▶ Records shown:
+++++
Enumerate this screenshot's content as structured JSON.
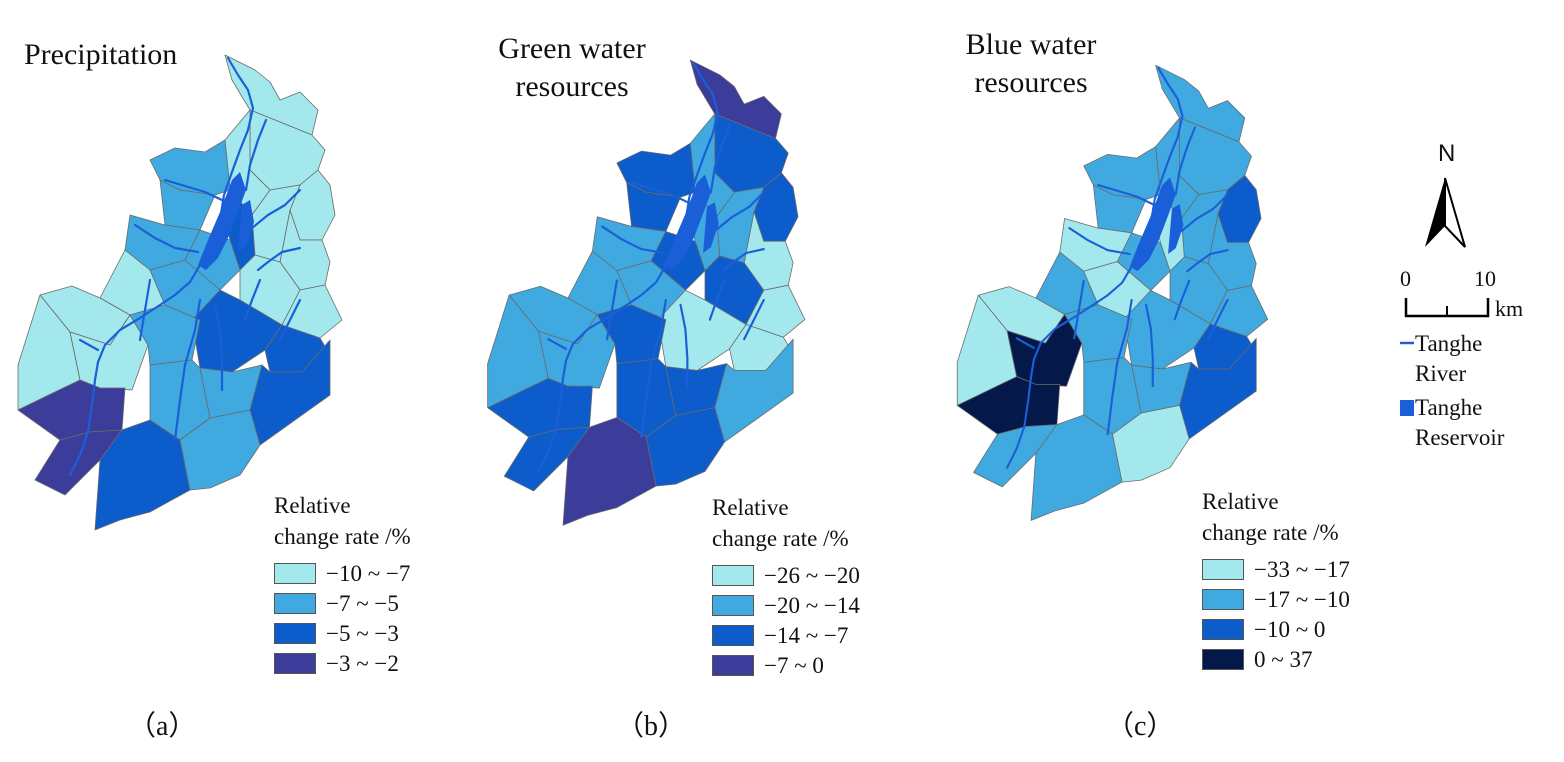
{
  "panels": [
    {
      "id": "a",
      "title": "Precipitation",
      "label": "（a）",
      "legend": {
        "title": "Relative change rate /%",
        "classes": [
          {
            "label": "−10 ~ −7",
            "color": "#a3e8ec"
          },
          {
            "label": "−7 ~ −5",
            "color": "#3fa9e0"
          },
          {
            "label": "−5 ~ −3",
            "color": "#0d5ccc"
          },
          {
            "label": "−3 ~ −2",
            "color": "#3c3c9a"
          }
        ]
      }
    },
    {
      "id": "b",
      "title": "Green water resources",
      "label": "（b）",
      "legend": {
        "title": "Relative change rate /%",
        "classes": [
          {
            "label": "−26 ~ −20",
            "color": "#a3e8ec"
          },
          {
            "label": "−20 ~ −14",
            "color": "#3fa9e0"
          },
          {
            "label": "−14 ~ −7",
            "color": "#0d5ccc"
          },
          {
            "label": "−7 ~ 0",
            "color": "#3c3c9a"
          }
        ]
      }
    },
    {
      "id": "c",
      "title": "Blue water resources",
      "label": "（c）",
      "legend": {
        "title": "Relative change rate /%",
        "classes": [
          {
            "label": "−33 ~ −17",
            "color": "#a3e8ec"
          },
          {
            "label": "−17 ~ −10",
            "color": "#3fa9e0"
          },
          {
            "label": "−10 ~ 0",
            "color": "#0d5ccc"
          },
          {
            "label": "0 ~ 37",
            "color": "#05184a"
          }
        ]
      }
    }
  ],
  "north_arrow": {
    "label": "N"
  },
  "scale_bar": {
    "start": "0",
    "end": "10",
    "unit": "km"
  },
  "key": {
    "river": {
      "label": "Tanghe\nRiver",
      "color": "#1a5fd8"
    },
    "reservoir": {
      "label": "Tanghe\nReservoir",
      "color": "#1a5fd8"
    }
  }
}
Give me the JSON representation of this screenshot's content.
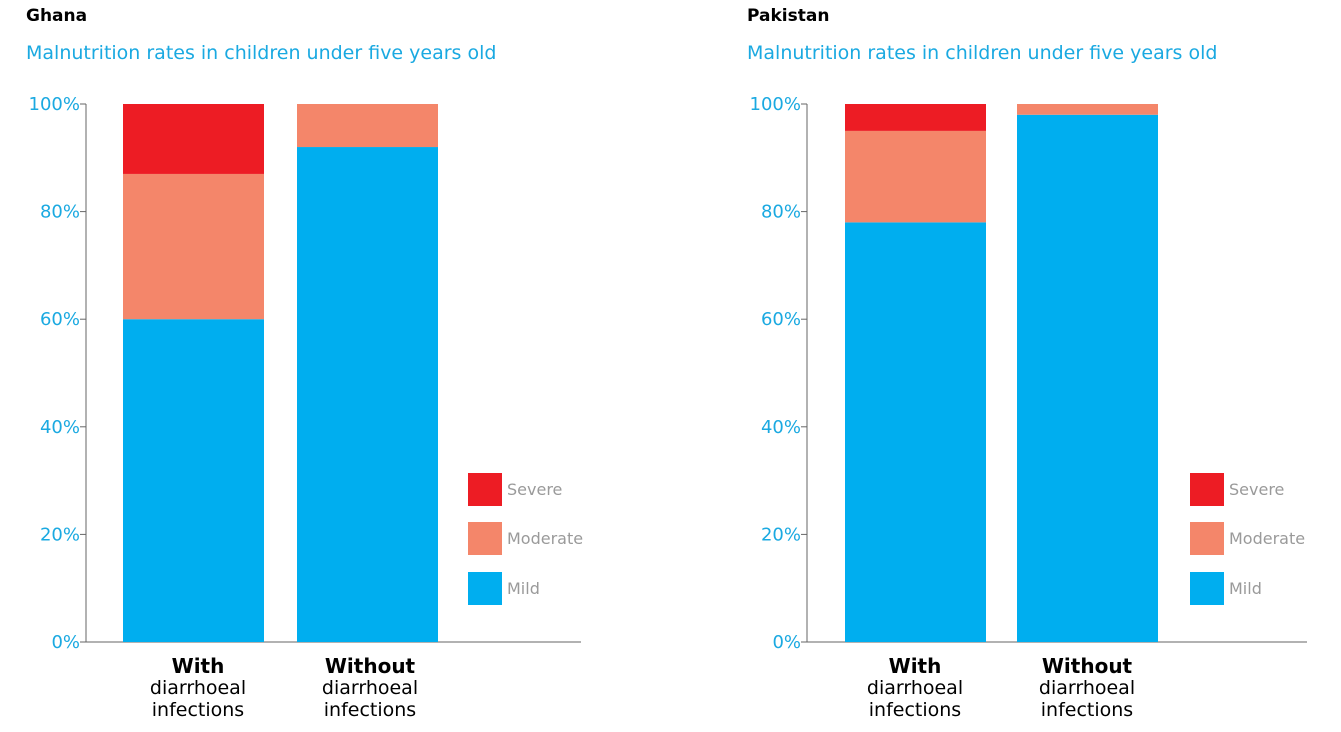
{
  "colors": {
    "severe": "#ed1c24",
    "moderate": "#f4866a",
    "mild": "#00aeef",
    "axis": "#666666",
    "tick_text": "#1aa9e1"
  },
  "chart_data": [
    {
      "type": "bar",
      "stacked": true,
      "title": "Ghana",
      "subtitle": "Malnutrition rates in children under five years old",
      "categories": [
        {
          "bold": "With",
          "rest": "diarrhoeal infections"
        },
        {
          "bold": "Without",
          "rest": "diarrhoeal infections"
        }
      ],
      "series": [
        {
          "name": "Mild",
          "color": "#00aeef",
          "values": [
            60,
            92
          ]
        },
        {
          "name": "Moderate",
          "color": "#f4866a",
          "values": [
            27,
            8
          ]
        },
        {
          "name": "Severe",
          "color": "#ed1c24",
          "values": [
            13,
            0
          ]
        }
      ],
      "y_ticks": [
        "0%",
        "20%",
        "40%",
        "60%",
        "80%",
        "100%"
      ],
      "ylim": [
        0,
        100
      ],
      "legend": [
        "Severe",
        "Moderate",
        "Mild"
      ],
      "legend_position": "right"
    },
    {
      "type": "bar",
      "stacked": true,
      "title": "Pakistan",
      "subtitle": "Malnutrition rates in children under five years old",
      "categories": [
        {
          "bold": "With",
          "rest": "diarrhoeal infections"
        },
        {
          "bold": "Without",
          "rest": "diarrhoeal infections"
        }
      ],
      "series": [
        {
          "name": "Mild",
          "color": "#00aeef",
          "values": [
            78,
            98
          ]
        },
        {
          "name": "Moderate",
          "color": "#f4866a",
          "values": [
            17,
            2
          ]
        },
        {
          "name": "Severe",
          "color": "#ed1c24",
          "values": [
            5,
            0
          ]
        }
      ],
      "y_ticks": [
        "0%",
        "20%",
        "40%",
        "60%",
        "80%",
        "100%"
      ],
      "ylim": [
        0,
        100
      ],
      "legend": [
        "Severe",
        "Moderate",
        "Mild"
      ],
      "legend_position": "right"
    }
  ]
}
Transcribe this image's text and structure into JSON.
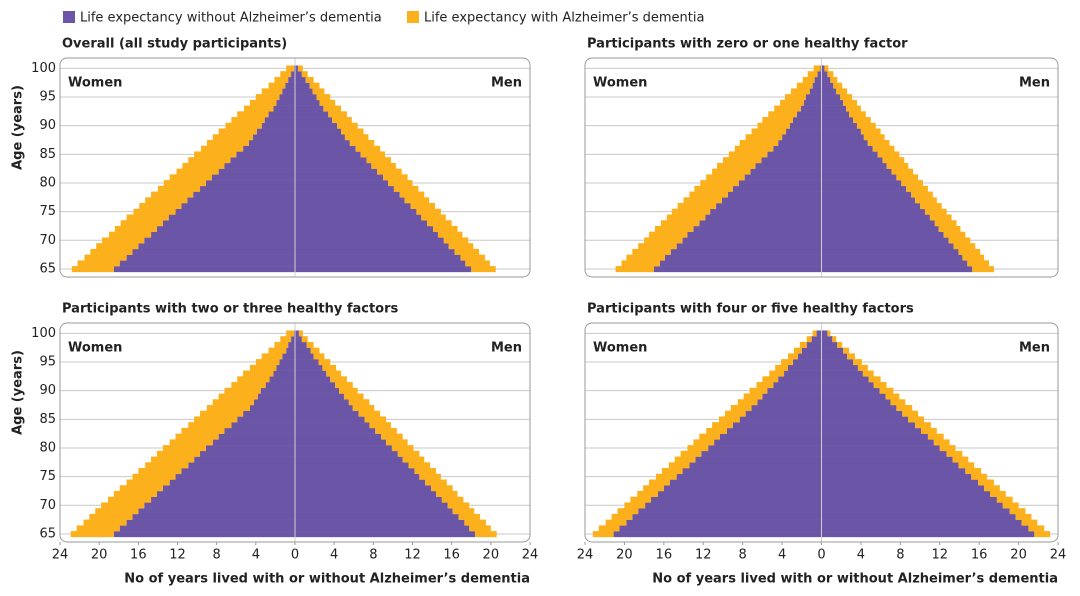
{
  "chart_data": [
    {
      "type": "pyramid",
      "title": "Overall (all study participants)",
      "ylabel": "Age (years)",
      "left_label": "Women",
      "right_label": "Men",
      "show_ytick_labels": true,
      "categories": [
        65,
        66,
        67,
        68,
        69,
        70,
        71,
        72,
        73,
        74,
        75,
        76,
        77,
        78,
        79,
        80,
        81,
        82,
        83,
        84,
        85,
        86,
        87,
        88,
        89,
        90,
        91,
        92,
        93,
        94,
        95,
        96,
        97,
        98,
        99,
        100
      ],
      "ylim": [
        63.6,
        101.8
      ],
      "yticks": [
        65,
        70,
        75,
        80,
        85,
        90,
        95,
        100
      ],
      "xlim": [
        -24,
        24
      ],
      "grid": true,
      "series": [
        {
          "name": "Life expectancy without Alzheimer’s dementia",
          "color": "#6b55a6",
          "women": [
            18.5,
            17.9,
            17.2,
            16.6,
            16.0,
            15.4,
            14.7,
            14.1,
            13.5,
            12.9,
            12.2,
            11.6,
            11.0,
            10.4,
            9.7,
            9.1,
            8.5,
            7.8,
            7.2,
            6.6,
            6.0,
            5.3,
            4.7,
            4.3,
            3.9,
            3.4,
            3.1,
            2.7,
            2.2,
            1.9,
            1.6,
            1.3,
            1.0,
            0.7,
            0.4,
            0.1
          ],
          "men": [
            18.0,
            17.4,
            16.9,
            16.3,
            15.7,
            15.2,
            14.6,
            14.1,
            13.5,
            12.9,
            12.4,
            11.8,
            11.2,
            10.7,
            10.1,
            9.5,
            9.0,
            8.4,
            7.8,
            7.3,
            6.7,
            6.2,
            5.6,
            5.1,
            4.7,
            4.3,
            3.8,
            3.4,
            2.9,
            2.5,
            2.2,
            1.8,
            1.5,
            1.1,
            0.7,
            0.3
          ]
        },
        {
          "name": "Life expectancy with Alzheimer’s dementia",
          "color": "#fbb01c",
          "women": [
            4.3,
            4.3,
            4.3,
            4.3,
            4.3,
            4.3,
            4.3,
            4.3,
            4.3,
            4.3,
            4.3,
            4.3,
            4.3,
            4.3,
            4.3,
            4.3,
            4.3,
            4.3,
            4.3,
            4.3,
            4.3,
            4.3,
            4.3,
            4.1,
            3.9,
            3.7,
            3.4,
            3.2,
            3.0,
            2.7,
            2.4,
            2.1,
            1.7,
            1.4,
            1.1,
            0.8
          ],
          "men": [
            2.5,
            2.5,
            2.5,
            2.5,
            2.5,
            2.5,
            2.5,
            2.5,
            2.5,
            2.5,
            2.5,
            2.5,
            2.5,
            2.5,
            2.5,
            2.5,
            2.5,
            2.5,
            2.5,
            2.5,
            2.5,
            2.5,
            2.5,
            2.4,
            2.3,
            2.1,
            2.0,
            1.9,
            1.8,
            1.6,
            1.4,
            1.2,
            1.0,
            0.8,
            0.6,
            0.5
          ]
        }
      ]
    },
    {
      "type": "pyramid",
      "title": "Participants with zero or one healthy factor",
      "left_label": "Women",
      "right_label": "Men",
      "show_ytick_labels": false,
      "categories": [
        65,
        66,
        67,
        68,
        69,
        70,
        71,
        72,
        73,
        74,
        75,
        76,
        77,
        78,
        79,
        80,
        81,
        82,
        83,
        84,
        85,
        86,
        87,
        88,
        89,
        90,
        91,
        92,
        93,
        94,
        95,
        96,
        97,
        98,
        99,
        100
      ],
      "ylim": [
        63.6,
        101.8
      ],
      "yticks": [
        65,
        70,
        75,
        80,
        85,
        90,
        95,
        100
      ],
      "xlim": [
        -24,
        24
      ],
      "grid": true,
      "series": [
        {
          "name": "Life expectancy without Alzheimer’s dementia",
          "color": "#6b55a6",
          "women": [
            17.0,
            16.4,
            15.9,
            15.3,
            14.7,
            14.1,
            13.6,
            13.0,
            12.4,
            11.8,
            11.3,
            10.7,
            10.1,
            9.5,
            9.0,
            8.4,
            7.8,
            7.2,
            6.7,
            6.1,
            5.5,
            4.9,
            4.4,
            4.0,
            3.6,
            3.2,
            2.9,
            2.5,
            2.1,
            1.8,
            1.6,
            1.2,
            0.9,
            0.7,
            0.4,
            0.1
          ],
          "men": [
            15.3,
            14.8,
            14.3,
            13.9,
            13.4,
            12.9,
            12.4,
            11.9,
            11.5,
            11.0,
            10.5,
            10.0,
            9.5,
            9.1,
            8.6,
            8.1,
            7.6,
            7.1,
            6.6,
            6.2,
            5.7,
            5.2,
            4.7,
            4.3,
            4.0,
            3.6,
            3.2,
            2.8,
            2.5,
            2.2,
            1.9,
            1.5,
            1.2,
            0.9,
            0.6,
            0.3
          ]
        },
        {
          "name": "Life expectancy with Alzheimer’s dementia",
          "color": "#fbb01c",
          "women": [
            3.9,
            3.9,
            3.9,
            3.9,
            3.9,
            3.9,
            3.9,
            3.9,
            3.9,
            3.9,
            3.9,
            3.9,
            3.9,
            3.9,
            3.9,
            3.9,
            3.9,
            3.9,
            3.9,
            3.9,
            3.9,
            3.9,
            3.9,
            3.7,
            3.5,
            3.3,
            3.1,
            2.9,
            2.7,
            2.4,
            2.1,
            1.9,
            1.6,
            1.2,
            1.0,
            0.7
          ],
          "men": [
            2.2,
            2.2,
            2.2,
            2.2,
            2.2,
            2.2,
            2.2,
            2.2,
            2.2,
            2.2,
            2.2,
            2.2,
            2.2,
            2.2,
            2.2,
            2.2,
            2.2,
            2.2,
            2.2,
            2.2,
            2.2,
            2.2,
            2.2,
            2.1,
            2.0,
            1.9,
            1.8,
            1.7,
            1.5,
            1.4,
            1.2,
            1.1,
            0.9,
            0.7,
            0.6,
            0.4
          ]
        }
      ]
    },
    {
      "type": "pyramid",
      "title": "Participants with two or three healthy factors",
      "ylabel": "Age (years)",
      "xlabel": "No of years lived with or without Alzheimer’s dementia",
      "left_label": "Women",
      "right_label": "Men",
      "show_ytick_labels": true,
      "categories": [
        65,
        66,
        67,
        68,
        69,
        70,
        71,
        72,
        73,
        74,
        75,
        76,
        77,
        78,
        79,
        80,
        81,
        82,
        83,
        84,
        85,
        86,
        87,
        88,
        89,
        90,
        91,
        92,
        93,
        94,
        95,
        96,
        97,
        98,
        99,
        100
      ],
      "ylim": [
        63.6,
        101.8
      ],
      "yticks": [
        65,
        70,
        75,
        80,
        85,
        90,
        95,
        100
      ],
      "xlim": [
        -24,
        24
      ],
      "grid": true,
      "xticks": [
        {
          "value": -24,
          "label": "24"
        },
        {
          "value": -20,
          "label": "20"
        },
        {
          "value": -16,
          "label": "16"
        },
        {
          "value": -12,
          "label": "12"
        },
        {
          "value": -8,
          "label": "8"
        },
        {
          "value": -4,
          "label": "4"
        },
        0,
        4,
        8,
        12,
        16,
        20,
        24
      ],
      "series": [
        {
          "name": "Life expectancy without Alzheimer’s dementia",
          "color": "#6b55a6",
          "women": [
            18.5,
            17.9,
            17.2,
            16.6,
            16.0,
            15.4,
            14.7,
            14.1,
            13.5,
            12.8,
            12.2,
            11.6,
            10.9,
            10.3,
            9.7,
            9.1,
            8.4,
            7.8,
            7.2,
            6.5,
            5.9,
            5.3,
            4.6,
            4.2,
            3.8,
            3.5,
            3.0,
            2.6,
            2.2,
            1.9,
            1.6,
            1.3,
            0.9,
            0.7,
            0.4,
            0.1
          ],
          "men": [
            18.4,
            17.8,
            17.3,
            16.7,
            16.1,
            15.6,
            15.0,
            14.4,
            13.9,
            13.3,
            12.7,
            12.2,
            11.6,
            11.0,
            10.5,
            9.9,
            9.3,
            8.8,
            8.2,
            7.6,
            7.1,
            6.5,
            5.9,
            5.5,
            5.0,
            4.5,
            4.1,
            3.6,
            3.2,
            2.8,
            2.4,
            1.9,
            1.6,
            1.2,
            0.7,
            0.4
          ]
        },
        {
          "name": "Life expectancy with Alzheimer’s dementia",
          "color": "#fbb01c",
          "women": [
            4.4,
            4.4,
            4.4,
            4.4,
            4.4,
            4.4,
            4.4,
            4.4,
            4.4,
            4.4,
            4.4,
            4.4,
            4.4,
            4.4,
            4.4,
            4.4,
            4.4,
            4.4,
            4.4,
            4.4,
            4.4,
            4.4,
            4.4,
            4.2,
            4.0,
            3.7,
            3.5,
            3.3,
            3.1,
            2.7,
            2.4,
            2.1,
            1.8,
            1.4,
            1.1,
            0.8
          ],
          "men": [
            2.2,
            2.2,
            2.2,
            2.2,
            2.2,
            2.2,
            2.2,
            2.2,
            2.2,
            2.2,
            2.2,
            2.2,
            2.2,
            2.2,
            2.2,
            2.2,
            2.2,
            2.2,
            2.2,
            2.2,
            2.2,
            2.2,
            2.2,
            2.1,
            2.0,
            1.9,
            1.8,
            1.7,
            1.5,
            1.4,
            1.2,
            1.1,
            0.9,
            0.7,
            0.6,
            0.4
          ]
        }
      ]
    },
    {
      "type": "pyramid",
      "title": "Participants with four or five healthy factors",
      "xlabel": "No of years lived with or without Alzheimer’s dementia",
      "left_label": "Women",
      "right_label": "Men",
      "show_ytick_labels": false,
      "categories": [
        65,
        66,
        67,
        68,
        69,
        70,
        71,
        72,
        73,
        74,
        75,
        76,
        77,
        78,
        79,
        80,
        81,
        82,
        83,
        84,
        85,
        86,
        87,
        88,
        89,
        90,
        91,
        92,
        93,
        94,
        95,
        96,
        97,
        98,
        99,
        100
      ],
      "ylim": [
        63.6,
        101.8
      ],
      "yticks": [
        65,
        70,
        75,
        80,
        85,
        90,
        95,
        100
      ],
      "xlim": [
        -24,
        24
      ],
      "grid": true,
      "xticks": [
        {
          "value": -24,
          "label": "24"
        },
        {
          "value": -20,
          "label": "20"
        },
        {
          "value": -16,
          "label": "16"
        },
        {
          "value": -12,
          "label": "12"
        },
        {
          "value": -8,
          "label": "8"
        },
        {
          "value": -4,
          "label": "4"
        },
        0,
        4,
        8,
        12,
        16,
        20,
        24
      ],
      "series": [
        {
          "name": "Life expectancy without Alzheimer’s dementia",
          "color": "#6b55a6",
          "women": [
            21.1,
            20.5,
            19.8,
            19.2,
            18.6,
            17.9,
            17.3,
            16.6,
            16.0,
            15.4,
            14.7,
            14.1,
            13.4,
            12.8,
            12.2,
            11.5,
            10.9,
            10.3,
            9.6,
            9.0,
            8.3,
            7.7,
            7.1,
            6.5,
            6.0,
            5.5,
            4.9,
            4.4,
            3.8,
            3.4,
            2.9,
            2.4,
            2.0,
            1.5,
            1.0,
            0.5
          ],
          "men": [
            21.6,
            21.0,
            20.3,
            19.7,
            19.1,
            18.4,
            17.8,
            17.1,
            16.5,
            15.9,
            15.2,
            14.6,
            13.9,
            13.3,
            12.7,
            12.0,
            11.4,
            10.8,
            10.1,
            9.5,
            8.8,
            8.2,
            7.6,
            7.0,
            6.5,
            5.9,
            5.3,
            4.8,
            4.2,
            3.7,
            3.2,
            2.6,
            2.2,
            1.6,
            1.1,
            0.6
          ]
        },
        {
          "name": "Life expectancy with Alzheimer’s dementia",
          "color": "#fbb01c",
          "women": [
            2.1,
            2.1,
            2.1,
            2.1,
            2.1,
            2.1,
            2.1,
            2.1,
            2.1,
            2.1,
            2.1,
            2.1,
            2.1,
            2.1,
            2.1,
            2.1,
            2.1,
            2.1,
            2.1,
            2.1,
            2.1,
            2.1,
            2.1,
            2.0,
            1.9,
            1.8,
            1.7,
            1.6,
            1.5,
            1.3,
            1.2,
            1.0,
            0.8,
            0.7,
            0.5,
            0.4
          ],
          "men": [
            1.6,
            1.6,
            1.6,
            1.6,
            1.6,
            1.6,
            1.6,
            1.6,
            1.6,
            1.6,
            1.6,
            1.6,
            1.6,
            1.6,
            1.6,
            1.6,
            1.6,
            1.6,
            1.6,
            1.6,
            1.6,
            1.6,
            1.6,
            1.5,
            1.4,
            1.4,
            1.3,
            1.2,
            1.1,
            1.0,
            0.9,
            0.8,
            0.6,
            0.5,
            0.4,
            0.3
          ]
        }
      ]
    }
  ]
}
+++++
▶ Instructions to follow: Filter the records, keeping only lines that contain "JSON", and show those lines.

▶ Task output:
Enumerate this screenshot's content as structured JSON.
Give me the JSON representation of this screenshot's content.
Transcribe this image's text and structure into JSON.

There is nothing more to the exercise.